** Begin Data **
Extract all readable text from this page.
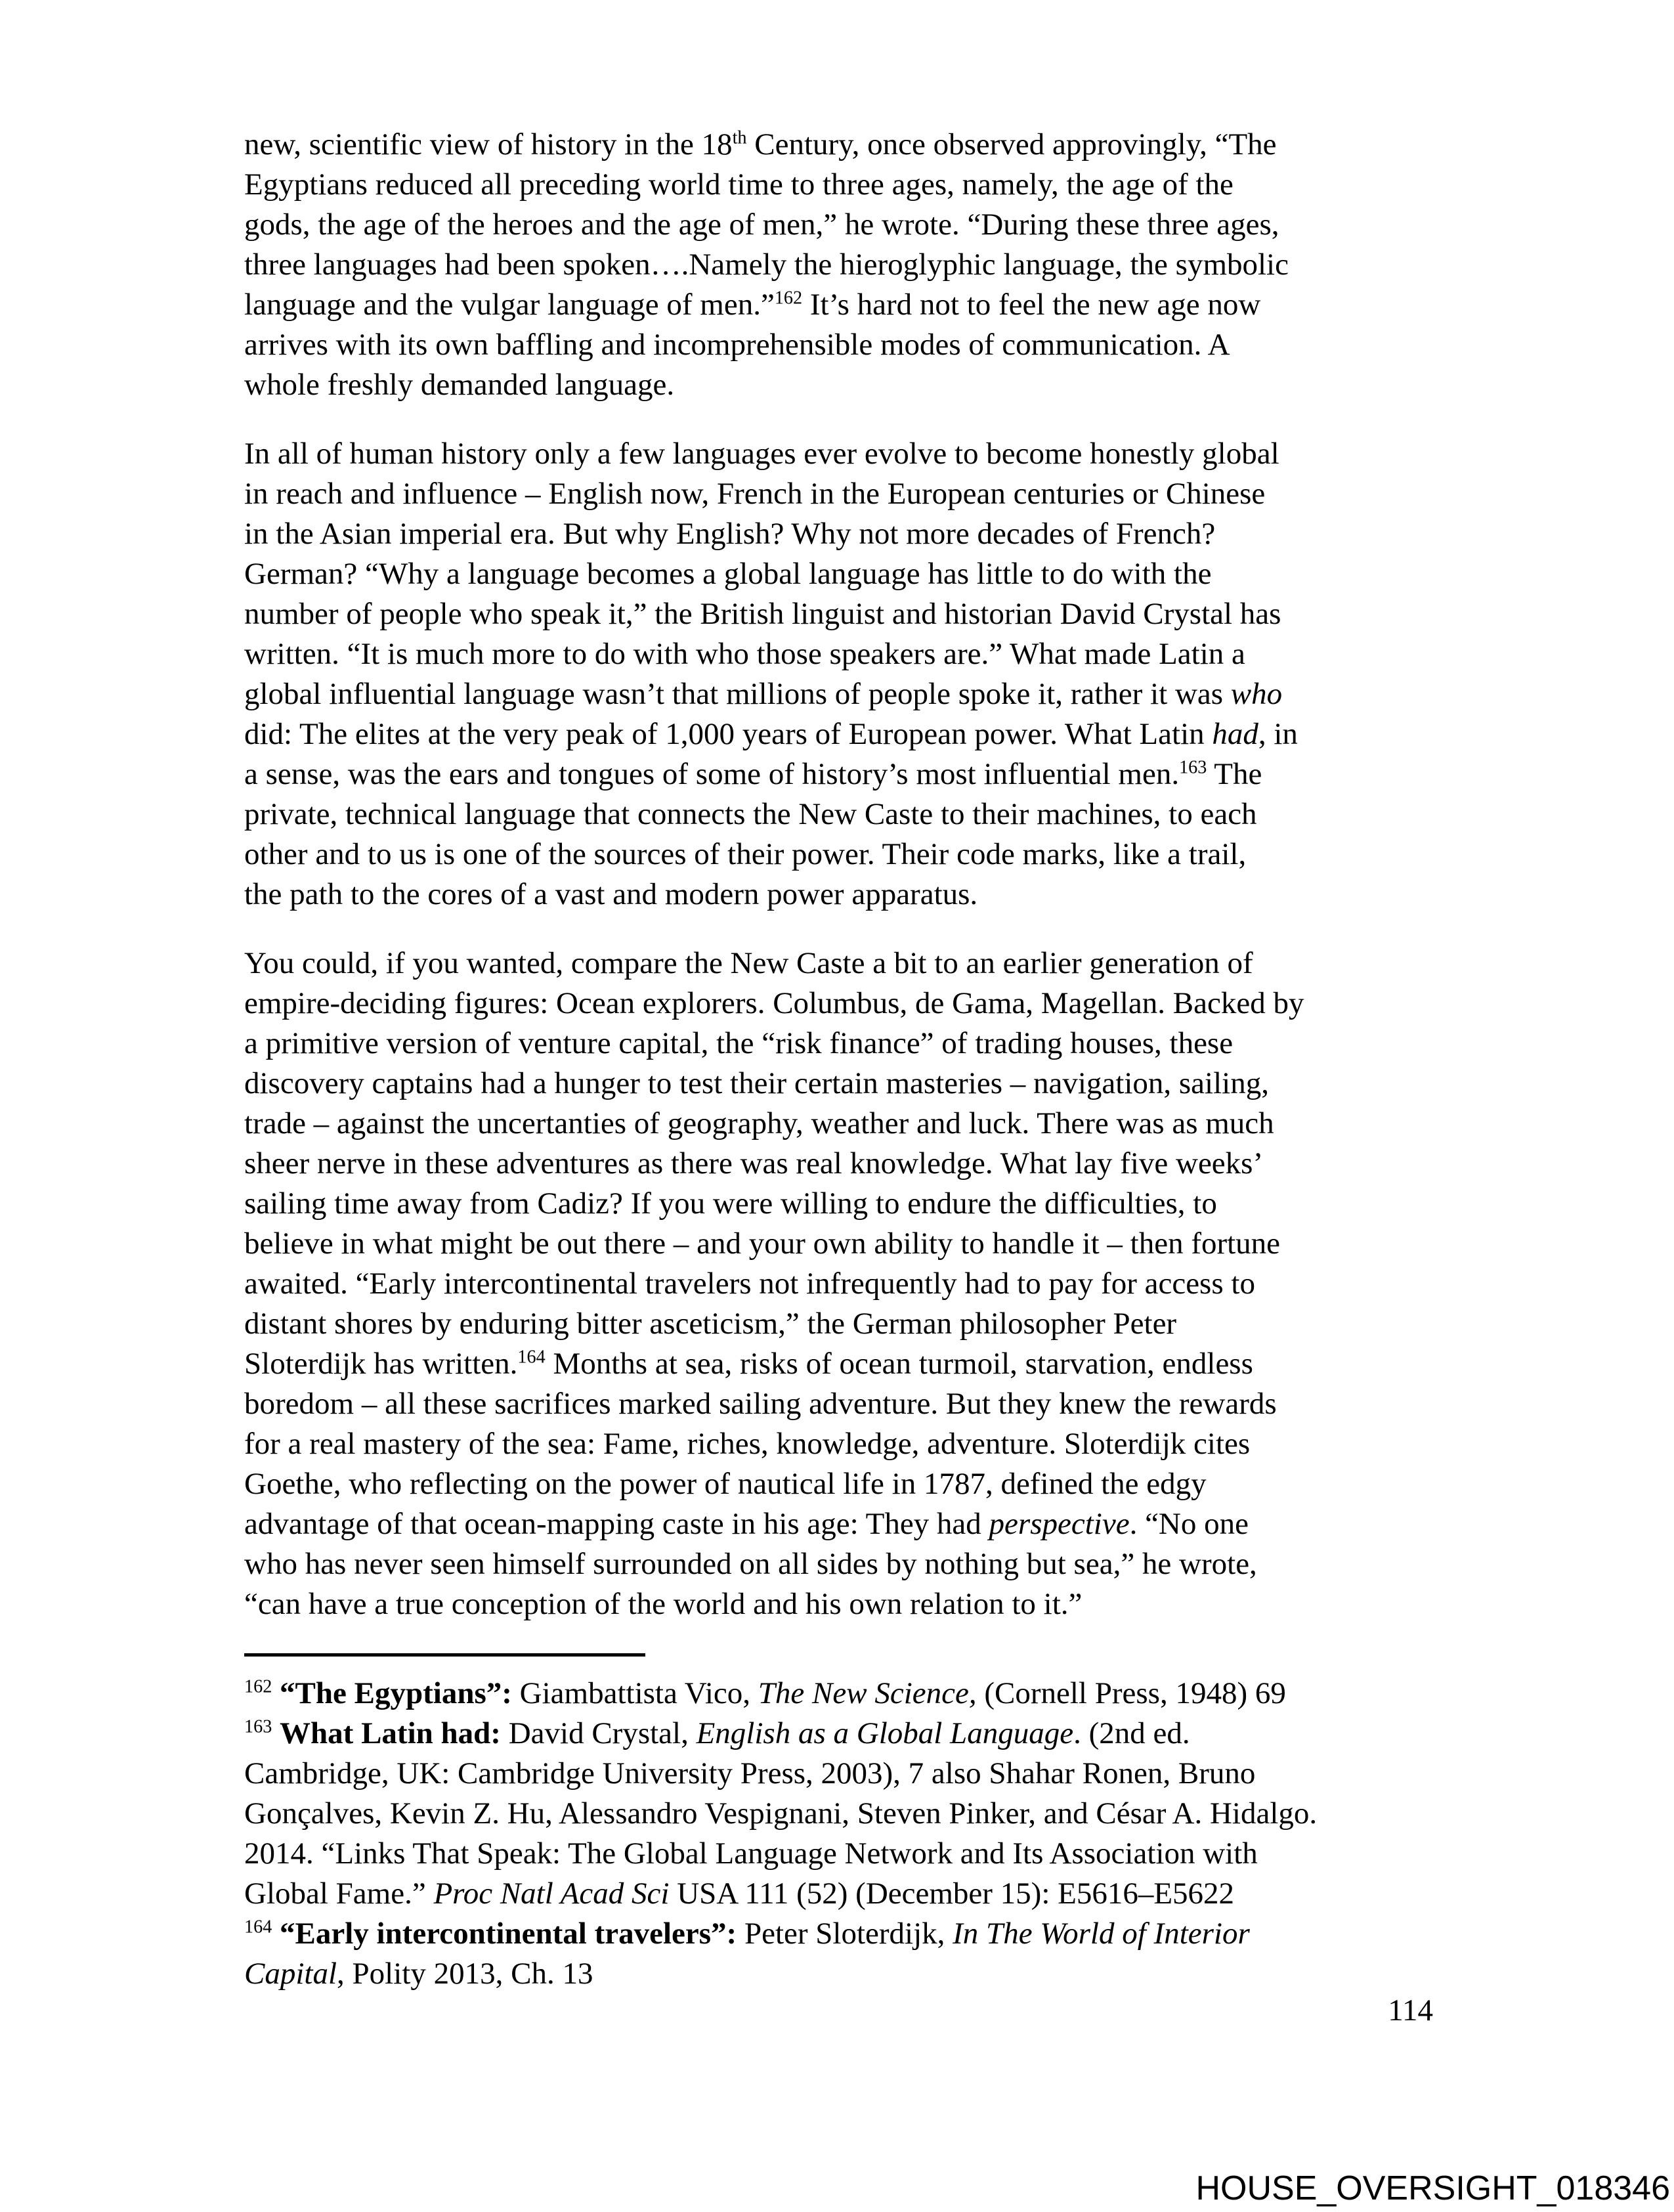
new, scientific view of history in the 18th Century, once observed approvingly, “The
Egyptians reduced all preceding world time to three ages, namely, the age of the
gods, the age of the heroes and the age of men,” he wrote. “During these three ages,
three languages had been spoken….Namely the hieroglyphic language, the symbolic
language and the vulgar language of men.”$^{162}$ It’s hard not to feel the new age now
arrives with its own baffling and incomprehensible modes of communication. A
whole freshly demanded language.
In all of human history only a few languages ever evolve to become honestly global
in reach and influence – English now, French in the European centuries or Chinese
in the Asian imperial era. But why English? Why not more decades of French?
German? “Why a language becomes a global language has little to do with the
number of people who speak it,” the British linguist and historian David Crystal has
written. “It is much more to do with who those speakers are.” What made Latin a
global influential language wasn’t that millions of people spoke it, rather it was who
did: The elites at the very peak of 1,000 years of European power. What Latin had, in
a sense, was the ears and tongues of some of history’s most influential men.$^{163}$ The
private, technical language that connects the New Caste to their machines, to each
other and to us is one of the sources of their power. Their code marks, like a trail,
the path to the cores of a vast and modern power apparatus.
You could, if you wanted, compare the New Caste a bit to an earlier generation of
empire-deciding figures: Ocean explorers. Columbus, de Gama, Magellan. Backed by
a primitive version of venture capital, the “risk finance” of trading houses, these
discovery captains had a hunger to test their certain masteries – navigation, sailing,
trade – against the uncertanties of geography, weather and luck. There was as much
sheer nerve in these adventures as there was real knowledge. What lay five weeks’
sailing time away from Cadiz? If you were willing to endure the difficulties, to
believe in what might be out there – and your own ability to handle it – then fortune
awaited. “Early intercontinental travelers not infrequently had to pay for access to
distant shores by enduring bitter asceticism,” the German philosopher Peter
Sloterdijk has written.$^{164}$ Months at sea, risks of ocean turmoil, starvation, endless
boredom – all these sacrifices marked sailing adventure. But they knew the rewards
for a real mastery of the sea: Fame, riches, knowledge, adventure. Sloterdijk cites
Goethe, who reflecting on the power of nautical life in 1787, defined the edgy
advantage of that ocean-mapping caste in his age: They had perspective. “No one
who has never seen himself surrounded on all sides by nothing but sea,” he wrote,
“can have a true conception of the world and his own relation to it.”
$^{162}$ “The Egyptians”: Giambattista Vico, The New Science, (Cornell Press, 1948) 69
$^{163}$ What Latin had: David Crystal, English as a Global Language. (2nd ed.
Cambridge, UK: Cambridge University Press, 2003), 7 also Shahar Ronen, Bruno
Gonçalves, Kevin Z. Hu, Alessandro Vespignani, Steven Pinker, and César A. Hidalgo.
2014. “Links That Speak: The Global Language Network and Its Association with
Global Fame.” Proc Natl Acad Sci USA 111 (52) (December 15): E5616–E5622
$^{164}$ “Early intercontinental travelers”: Peter Sloterdijk, In The World of Interior
Capital, Polity 2013, Ch. 13
114
HOUSE_OVERSIGHT_018346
** End Data **
** Given exercise **
Please write out all of the material above without changing a word, and omit any pictures.

** The solution **
Extract all readable text from this page.
new, scientific view of history in the 18th Century, once observed approvingly, “The
Egyptians reduced all preceding world time to three ages, namely, the age of the
gods, the age of the heroes and the age of men,” he wrote. “During these three ages,
three languages had been spoken….Namely the hieroglyphic language, the symbolic
language and the vulgar language of men.”$^{162}$ It’s hard not to feel the new age now
arrives with its own baffling and incomprehensible modes of communication. A
whole freshly demanded language.
In all of human history only a few languages ever evolve to become honestly global
in reach and influence – English now, French in the European centuries or Chinese
in the Asian imperial era. But why English? Why not more decades of French?
German? “Why a language becomes a global language has little to do with the
number of people who speak it,” the British linguist and historian David Crystal has
written. “It is much more to do with who those speakers are.” What made Latin a
global influential language wasn’t that millions of people spoke it, rather it was who
did: The elites at the very peak of 1,000 years of European power. What Latin had, in
a sense, was the ears and tongues of some of history’s most influential men.$^{163}$ The
private, technical language that connects the New Caste to their machines, to each
other and to us is one of the sources of their power. Their code marks, like a trail,
the path to the cores of a vast and modern power apparatus.
You could, if you wanted, compare the New Caste a bit to an earlier generation of
empire-deciding figures: Ocean explorers. Columbus, de Gama, Magellan. Backed by
a primitive version of venture capital, the “risk finance” of trading houses, these
discovery captains had a hunger to test their certain masteries – navigation, sailing,
trade – against the uncertanties of geography, weather and luck. There was as much
sheer nerve in these adventures as there was real knowledge. What lay five weeks’
sailing time away from Cadiz? If you were willing to endure the difficulties, to
believe in what might be out there – and your own ability to handle it – then fortune
awaited. “Early intercontinental travelers not infrequently had to pay for access to
distant shores by enduring bitter asceticism,” the German philosopher Peter
Sloterdijk has written.$^{164}$ Months at sea, risks of ocean turmoil, starvation, endless
boredom – all these sacrifices marked sailing adventure. But they knew the rewards
for a real mastery of the sea: Fame, riches, knowledge, adventure. Sloterdijk cites
Goethe, who reflecting on the power of nautical life in 1787, defined the edgy
advantage of that ocean-mapping caste in his age: They had perspective. “No one
who has never seen himself surrounded on all sides by nothing but sea,” he wrote,
“can have a true conception of the world and his own relation to it.”
$^{162}$ “The Egyptians”: Giambattista Vico, The New Science, (Cornell Press, 1948) 69
$^{163}$ What Latin had: David Crystal, English as a Global Language. (2nd ed.
Cambridge, UK: Cambridge University Press, 2003), 7 also Shahar Ronen, Bruno
Gonçalves, Kevin Z. Hu, Alessandro Vespignani, Steven Pinker, and César A. Hidalgo.
2014. “Links That Speak: The Global Language Network and Its Association with
Global Fame.” Proc Natl Acad Sci USA 111 (52) (December 15): E5616–E5622
$^{164}$ “Early intercontinental travelers”: Peter Sloterdijk, In The World of Interior
Capital, Polity 2013, Ch. 13
114
HOUSE_OVERSIGHT_018346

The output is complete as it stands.